> [What you need to do]
Reproduce the material word for word; the images stay out.

> [Exercise inputs]
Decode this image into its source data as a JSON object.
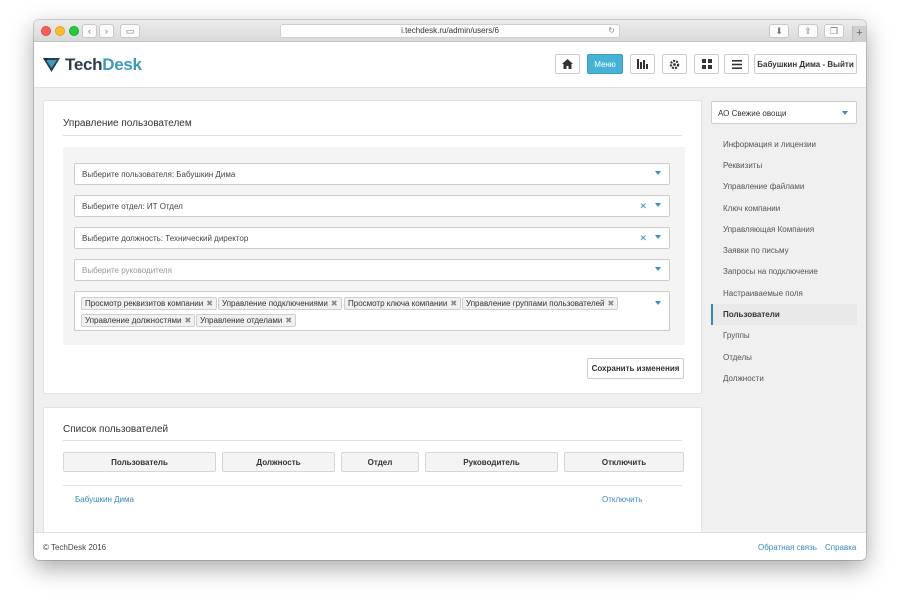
{
  "browser": {
    "url": "i.techdesk.ru/admin/users/6"
  },
  "header": {
    "logo_tech": "Tech",
    "logo_desk": "Desk",
    "menu_label": "Меню",
    "user_label": "Бабушкин Дима - Выйти"
  },
  "user_panel": {
    "title": "Управление пользователем",
    "user_select": "Выберите пользователя: Бабушкин Дима",
    "department_select": "Выберите отдел: ИТ Отдел",
    "position_select": "Выберите должность: Технический директор",
    "manager_placeholder": "Выберите руководителя",
    "permissions": [
      "Просмотр реквизитов компании",
      "Управление подключениями",
      "Просмотр ключа компании",
      "Управление группами пользователей",
      "Управление должностями",
      "Управление отделами"
    ],
    "save_label": "Сохранить изменения"
  },
  "users_list": {
    "title": "Список пользователей",
    "columns": [
      "Пользователь",
      "Должность",
      "Отдел",
      "Руководитель",
      "Отключить"
    ],
    "rows": [
      {
        "user": "Бабушкин Дима",
        "action": "Отключить"
      }
    ]
  },
  "sidebar": {
    "company": "АО Свежие овощи",
    "items": [
      "Информация и лицензии",
      "Реквизиты",
      "Управление файлами",
      "Ключ компании",
      "Управляющая Компания",
      "Заявки по письму",
      "Запросы на подключение",
      "Настраиваемые поля",
      "Пользователи",
      "Группы",
      "Отделы",
      "Должности"
    ],
    "active_item": "Пользователи"
  },
  "footer": {
    "copyright": "© TechDesk 2016",
    "feedback": "Обратная связь",
    "help": "Справка"
  },
  "colors": {
    "accent": "#46b2d6",
    "link": "#3b87b8"
  }
}
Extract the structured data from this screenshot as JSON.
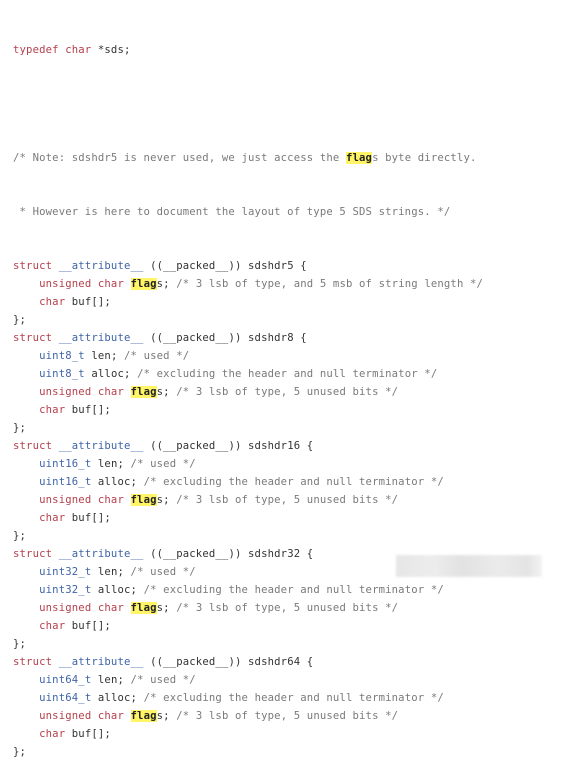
{
  "code": {
    "typedef": {
      "kw": "typedef char ",
      "rest": "*sds;"
    },
    "note1": "/* Note: sdshdr5 is never used, we just access the ",
    "note1_hl": "flag",
    "note1_tail": "s byte directly.",
    "note2": " * However is here to document the layout of type 5 SDS strings. */",
    "highlight_word": "flag",
    "structs": [
      {
        "name": "sdshdr5",
        "struct_kw": "struct",
        "attr": "__attribute__",
        "packed": " ((__packed__)) ",
        "fields": [
          {
            "type": "unsigned char",
            "name_hl": "flag",
            "name_rest": "s;",
            "comment": "/* 3 lsb of type, and 5 msb of string length */"
          },
          {
            "type": "char",
            "name_hl": "",
            "name_rest": "buf[];",
            "comment": ""
          }
        ]
      },
      {
        "name": "sdshdr8",
        "struct_kw": "struct",
        "attr": "__attribute__",
        "packed": " ((__packed__)) ",
        "fields": [
          {
            "type": "uint8_t",
            "name_hl": "",
            "name_rest": "len;",
            "comment": "/* used */"
          },
          {
            "type": "uint8_t",
            "name_hl": "",
            "name_rest": "alloc;",
            "comment": "/* excluding the header and null terminator */"
          },
          {
            "type": "unsigned char",
            "name_hl": "flag",
            "name_rest": "s;",
            "comment": "/* 3 lsb of type, 5 unused bits */"
          },
          {
            "type": "char",
            "name_hl": "",
            "name_rest": "buf[];",
            "comment": ""
          }
        ]
      },
      {
        "name": "sdshdr16",
        "struct_kw": "struct",
        "attr": "__attribute__",
        "packed": " ((__packed__)) ",
        "fields": [
          {
            "type": "uint16_t",
            "name_hl": "",
            "name_rest": "len;",
            "comment": "/* used */"
          },
          {
            "type": "uint16_t",
            "name_hl": "",
            "name_rest": "alloc;",
            "comment": "/* excluding the header and null terminator */"
          },
          {
            "type": "unsigned char",
            "name_hl": "flag",
            "name_rest": "s;",
            "comment": "/* 3 lsb of type, 5 unused bits */"
          },
          {
            "type": "char",
            "name_hl": "",
            "name_rest": "buf[];",
            "comment": ""
          }
        ]
      },
      {
        "name": "sdshdr32",
        "struct_kw": "struct",
        "attr": "__attribute__",
        "packed": " ((__packed__)) ",
        "fields": [
          {
            "type": "uint32_t",
            "name_hl": "",
            "name_rest": "len;",
            "comment": "/* used */"
          },
          {
            "type": "uint32_t",
            "name_hl": "",
            "name_rest": "alloc;",
            "comment": "/* excluding the header and null terminator */"
          },
          {
            "type": "unsigned char",
            "name_hl": "flag",
            "name_rest": "s;",
            "comment": "/* 3 lsb of type, 5 unused bits */"
          },
          {
            "type": "char",
            "name_hl": "",
            "name_rest": "buf[];",
            "comment": ""
          }
        ]
      },
      {
        "name": "sdshdr64",
        "struct_kw": "struct",
        "attr": "__attribute__",
        "packed": " ((__packed__)) ",
        "fields": [
          {
            "type": "uint64_t",
            "name_hl": "",
            "name_rest": "len;",
            "comment": "/* used */"
          },
          {
            "type": "uint64_t",
            "name_hl": "",
            "name_rest": "alloc;",
            "comment": "/* excluding the header and null terminator */"
          },
          {
            "type": "unsigned char",
            "name_hl": "flag",
            "name_rest": "s;",
            "comment": "/* 3 lsb of type, 5 unused bits */"
          },
          {
            "type": "char",
            "name_hl": "",
            "name_rest": "buf[];",
            "comment": ""
          }
        ]
      }
    ],
    "open_brace": " {",
    "close_brace": "};"
  },
  "colors": {
    "keyword": "#b5404d",
    "type": "#3f64a8",
    "comment": "#7a7a7a",
    "text": "#333333",
    "highlight": "#fff566"
  }
}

> [Output]
Decode this image into its source data as a JSON object.
{
  "browser": {
    "url": "i.techdesk.ru/admin/users/6"
  },
  "header": {
    "logo_tech": "Tech",
    "logo_desk": "Desk",
    "menu_label": "Меню",
    "user_label": "Бабушкин Дима - Выйти"
  },
  "user_panel": {
    "title": "Управление пользователем",
    "user_select": "Выберите пользователя: Бабушкин Дима",
    "department_select": "Выберите отдел: ИТ Отдел",
    "position_select": "Выберите должность: Технический директор",
    "manager_placeholder": "Выберите руководителя",
    "permissions": [
      "Просмотр реквизитов компании",
      "Управление подключениями",
      "Просмотр ключа компании",
      "Управление группами пользователей",
      "Управление должностями",
      "Управление отделами"
    ],
    "save_label": "Сохранить изменения"
  },
  "users_list": {
    "title": "Список пользователей",
    "columns": [
      "Пользователь",
      "Должность",
      "Отдел",
      "Руководитель",
      "Отключить"
    ],
    "rows": [
      {
        "user": "Бабушкин Дима",
        "action": "Отключить"
      }
    ]
  },
  "sidebar": {
    "company": "АО Свежие овощи",
    "items": [
      "Информация и лицензии",
      "Реквизиты",
      "Управление файлами",
      "Ключ компании",
      "Управляющая Компания",
      "Заявки по письму",
      "Запросы на подключение",
      "Настраиваемые поля",
      "Пользователи",
      "Группы",
      "Отделы",
      "Должности"
    ],
    "active_item": "Пользователи"
  },
  "footer": {
    "copyright": "© TechDesk 2016",
    "feedback": "Обратная связь",
    "help": "Справка"
  },
  "colors": {
    "accent": "#46b2d6",
    "link": "#3b87b8"
  }
}
Extract the structured data from this screenshot as JSON.
{
  "code": {
    "typedef": {
      "kw": "typedef char ",
      "rest": "*sds;"
    },
    "note1": "/* Note: sdshdr5 is never used, we just access the ",
    "note1_hl": "flag",
    "note1_tail": "s byte directly.",
    "note2": " * However is here to document the layout of type 5 SDS strings. */",
    "highlight_word": "flag",
    "structs": [
      {
        "name": "sdshdr5",
        "struct_kw": "struct",
        "attr": "__attribute__",
        "packed": " ((__packed__)) ",
        "fields": [
          {
            "type": "unsigned char",
            "name_hl": "flag",
            "name_rest": "s;",
            "comment": "/* 3 lsb of type, and 5 msb of string length */"
          },
          {
            "type": "char",
            "name_hl": "",
            "name_rest": "buf[];",
            "comment": ""
          }
        ]
      },
      {
        "name": "sdshdr8",
        "struct_kw": "struct",
        "attr": "__attribute__",
        "packed": " ((__packed__)) ",
        "fields": [
          {
            "type": "uint8_t",
            "name_hl": "",
            "name_rest": "len;",
            "comment": "/* used */"
          },
          {
            "type": "uint8_t",
            "name_hl": "",
            "name_rest": "alloc;",
            "comment": "/* excluding the header and null terminator */"
          },
          {
            "type": "unsigned char",
            "name_hl": "flag",
            "name_rest": "s;",
            "comment": "/* 3 lsb of type, 5 unused bits */"
          },
          {
            "type": "char",
            "name_hl": "",
            "name_rest": "buf[];",
            "comment": ""
          }
        ]
      },
      {
        "name": "sdshdr16",
        "struct_kw": "struct",
        "attr": "__attribute__",
        "packed": " ((__packed__)) ",
        "fields": [
          {
            "type": "uint16_t",
            "name_hl": "",
            "name_rest": "len;",
            "comment": "/* used */"
          },
          {
            "type": "uint16_t",
            "name_hl": "",
            "name_rest": "alloc;",
            "comment": "/* excluding the header and null terminator */"
          },
          {
            "type": "unsigned char",
            "name_hl": "flag",
            "name_rest": "s;",
            "comment": "/* 3 lsb of type, 5 unused bits */"
          },
          {
            "type": "char",
            "name_hl": "",
            "name_rest": "buf[];",
            "comment": ""
          }
        ]
      },
      {
        "name": "sdshdr32",
        "struct_kw": "struct",
        "attr": "__attribute__",
        "packed": " ((__packed__)) ",
        "fields": [
          {
            "type": "uint32_t",
            "name_hl": "",
            "name_rest": "len;",
            "comment": "/* used */"
          },
          {
            "type": "uint32_t",
            "name_hl": "",
            "name_rest": "alloc;",
            "comment": "/* excluding the header and null terminator */"
          },
          {
            "type": "unsigned char",
            "name_hl": "flag",
            "name_rest": "s;",
            "comment": "/* 3 lsb of type, 5 unused bits */"
          },
          {
            "type": "char",
            "name_hl": "",
            "name_rest": "buf[];",
            "comment": ""
          }
        ]
      },
      {
        "name": "sdshdr64",
        "struct_kw": "struct",
        "attr": "__attribute__",
        "packed": " ((__packed__)) ",
        "fields": [
          {
            "type": "uint64_t",
            "name_hl": "",
            "name_rest": "len;",
            "comment": "/* used */"
          },
          {
            "type": "uint64_t",
            "name_hl": "",
            "name_rest": "alloc;",
            "comment": "/* excluding the header and null terminator */"
          },
          {
            "type": "unsigned char",
            "name_hl": "flag",
            "name_rest": "s;",
            "comment": "/* 3 lsb of type, 5 unused bits */"
          },
          {
            "type": "char",
            "name_hl": "",
            "name_rest": "buf[];",
            "comment": ""
          }
        ]
      }
    ],
    "open_brace": " {",
    "close_brace": "};"
  },
  "colors": {
    "keyword": "#b5404d",
    "type": "#3f64a8",
    "comment": "#7a7a7a",
    "text": "#333333",
    "highlight": "#fff566"
  }
}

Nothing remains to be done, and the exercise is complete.